[Data records]

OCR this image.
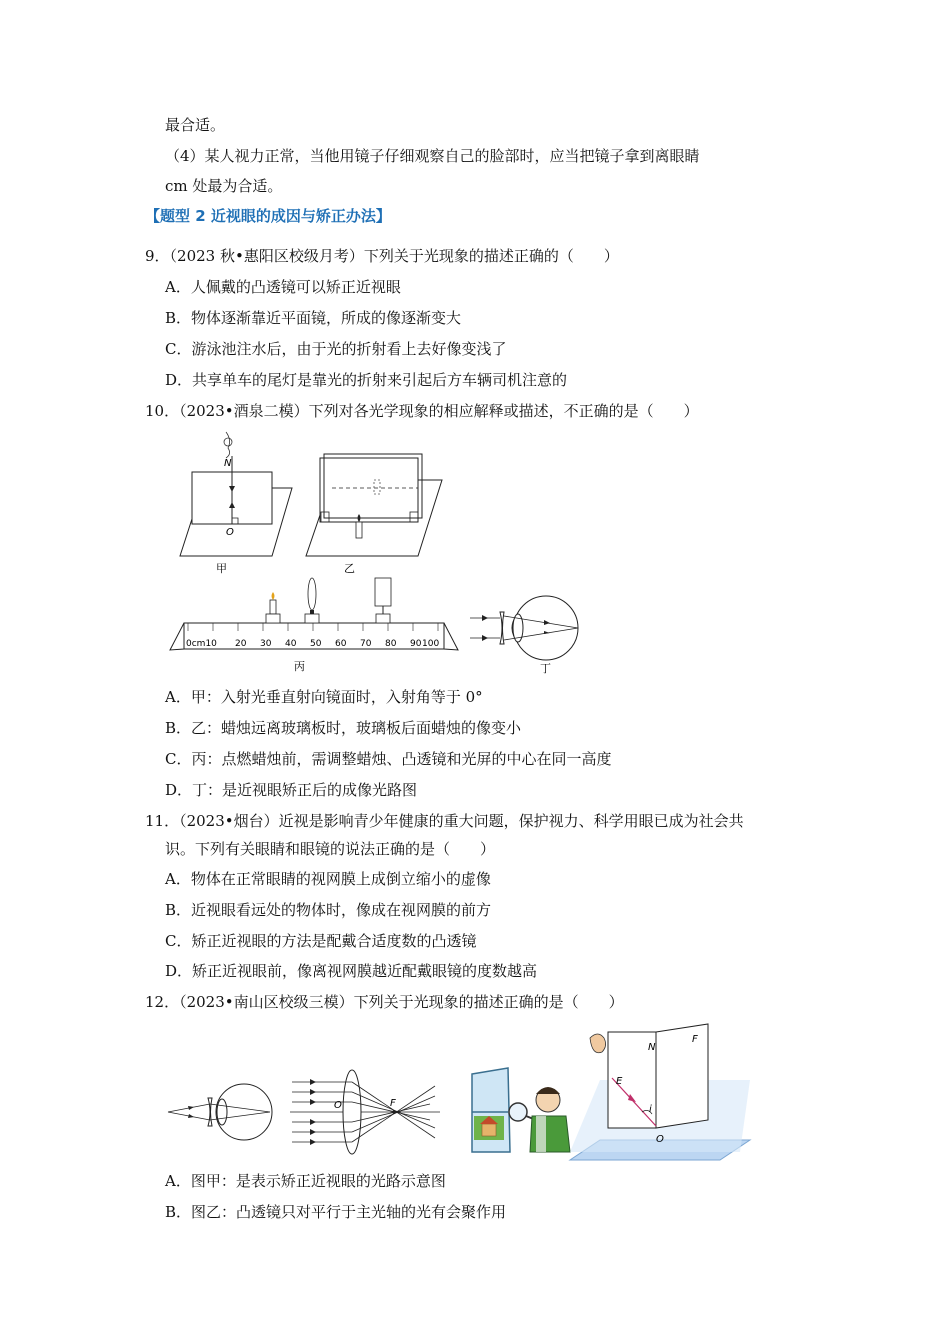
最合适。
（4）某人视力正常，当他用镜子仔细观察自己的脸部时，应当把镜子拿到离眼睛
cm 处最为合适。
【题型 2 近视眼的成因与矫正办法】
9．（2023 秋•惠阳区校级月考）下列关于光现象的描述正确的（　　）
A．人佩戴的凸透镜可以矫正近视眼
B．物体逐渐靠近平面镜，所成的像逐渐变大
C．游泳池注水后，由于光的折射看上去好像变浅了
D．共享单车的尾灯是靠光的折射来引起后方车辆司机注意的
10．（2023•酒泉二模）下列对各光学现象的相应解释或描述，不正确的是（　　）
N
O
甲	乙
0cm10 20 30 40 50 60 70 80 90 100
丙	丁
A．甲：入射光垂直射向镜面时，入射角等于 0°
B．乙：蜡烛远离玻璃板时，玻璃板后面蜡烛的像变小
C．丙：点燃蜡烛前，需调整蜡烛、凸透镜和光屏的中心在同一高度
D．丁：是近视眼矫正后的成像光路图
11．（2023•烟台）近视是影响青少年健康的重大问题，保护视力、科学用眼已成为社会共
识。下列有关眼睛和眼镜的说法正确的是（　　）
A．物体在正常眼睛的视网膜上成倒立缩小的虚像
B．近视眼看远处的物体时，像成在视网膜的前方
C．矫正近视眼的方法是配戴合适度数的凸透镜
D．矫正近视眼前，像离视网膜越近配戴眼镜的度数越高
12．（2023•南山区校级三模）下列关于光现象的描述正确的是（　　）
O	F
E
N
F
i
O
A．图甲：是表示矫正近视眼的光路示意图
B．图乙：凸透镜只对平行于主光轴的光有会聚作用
* * *
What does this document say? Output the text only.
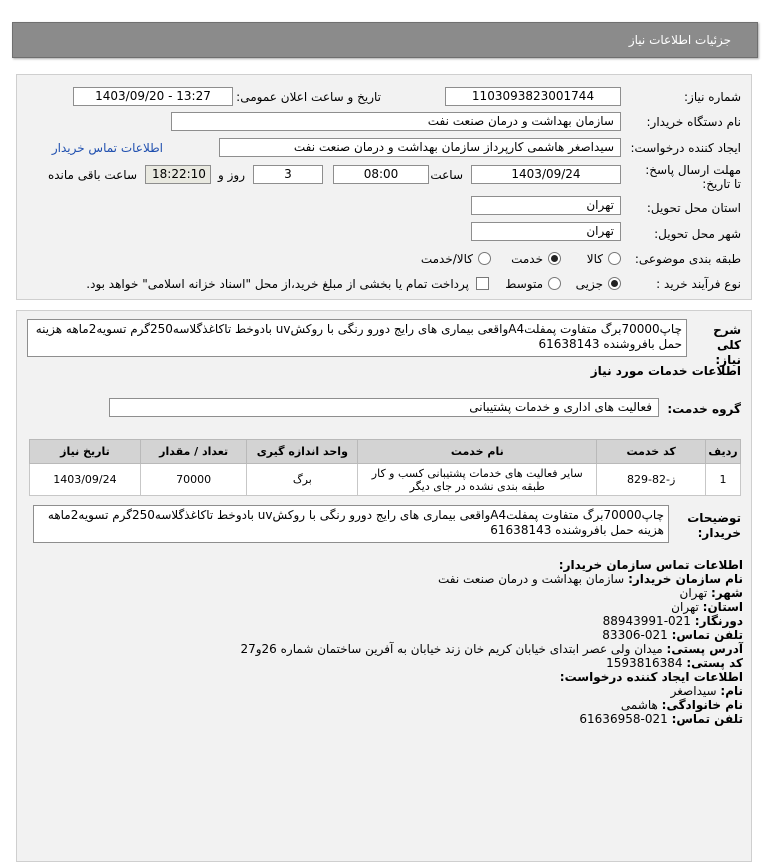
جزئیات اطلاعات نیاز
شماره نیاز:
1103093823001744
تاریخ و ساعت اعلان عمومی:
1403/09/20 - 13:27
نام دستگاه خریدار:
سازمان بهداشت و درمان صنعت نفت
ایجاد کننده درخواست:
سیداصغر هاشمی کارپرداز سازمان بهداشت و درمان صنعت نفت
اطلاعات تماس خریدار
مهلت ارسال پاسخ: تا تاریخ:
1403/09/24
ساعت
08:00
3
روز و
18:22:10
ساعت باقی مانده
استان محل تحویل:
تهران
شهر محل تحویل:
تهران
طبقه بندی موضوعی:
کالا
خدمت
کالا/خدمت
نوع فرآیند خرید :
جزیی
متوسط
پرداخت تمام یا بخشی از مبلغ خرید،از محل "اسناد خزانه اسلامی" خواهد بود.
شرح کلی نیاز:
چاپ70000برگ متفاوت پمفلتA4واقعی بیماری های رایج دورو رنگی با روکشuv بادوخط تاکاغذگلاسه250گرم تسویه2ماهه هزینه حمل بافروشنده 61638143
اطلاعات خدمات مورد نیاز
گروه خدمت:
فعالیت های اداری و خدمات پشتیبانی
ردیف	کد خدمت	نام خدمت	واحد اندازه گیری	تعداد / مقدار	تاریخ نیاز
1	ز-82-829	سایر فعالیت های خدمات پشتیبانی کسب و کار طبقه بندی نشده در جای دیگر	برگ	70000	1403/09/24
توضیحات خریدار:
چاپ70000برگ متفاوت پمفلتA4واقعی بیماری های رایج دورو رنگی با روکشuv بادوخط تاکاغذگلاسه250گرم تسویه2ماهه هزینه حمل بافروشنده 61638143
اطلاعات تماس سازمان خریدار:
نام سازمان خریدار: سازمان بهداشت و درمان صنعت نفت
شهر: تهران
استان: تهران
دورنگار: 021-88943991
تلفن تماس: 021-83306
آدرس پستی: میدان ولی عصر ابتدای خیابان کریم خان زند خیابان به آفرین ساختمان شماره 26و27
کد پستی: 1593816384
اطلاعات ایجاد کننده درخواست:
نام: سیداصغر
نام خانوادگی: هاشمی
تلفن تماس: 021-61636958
...
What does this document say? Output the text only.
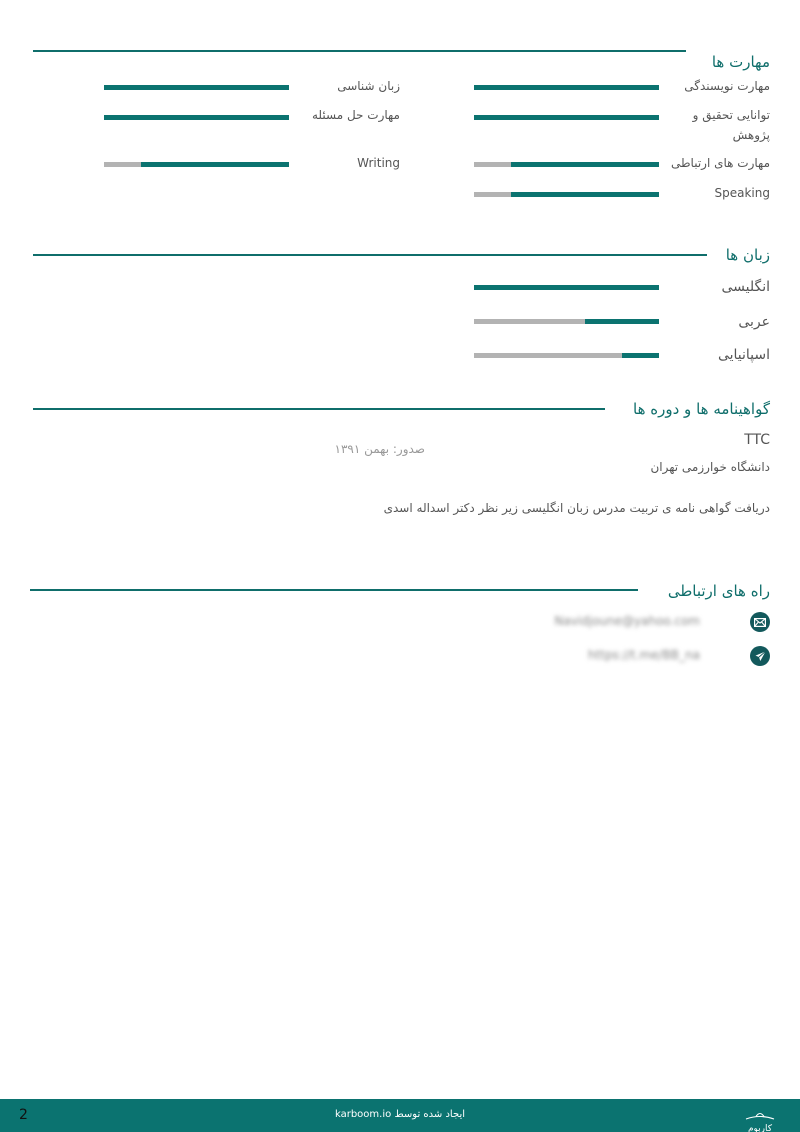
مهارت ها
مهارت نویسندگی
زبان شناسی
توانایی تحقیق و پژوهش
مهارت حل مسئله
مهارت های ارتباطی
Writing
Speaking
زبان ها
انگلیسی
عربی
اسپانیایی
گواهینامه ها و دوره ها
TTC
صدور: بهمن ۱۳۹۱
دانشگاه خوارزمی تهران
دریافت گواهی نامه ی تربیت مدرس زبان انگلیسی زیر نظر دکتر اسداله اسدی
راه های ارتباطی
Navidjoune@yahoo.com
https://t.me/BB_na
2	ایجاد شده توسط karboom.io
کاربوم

- Written problem: Identify lines with the string "طبقه". Copy each one.

- Worked solution:
طبقه بندی موضوعی:
1	ز-82-829	سایر فعالیت های خدمات پشتیبانی کسب و کار طبقه بندی نشده در جای دیگر	برگ	70000	1403/09/24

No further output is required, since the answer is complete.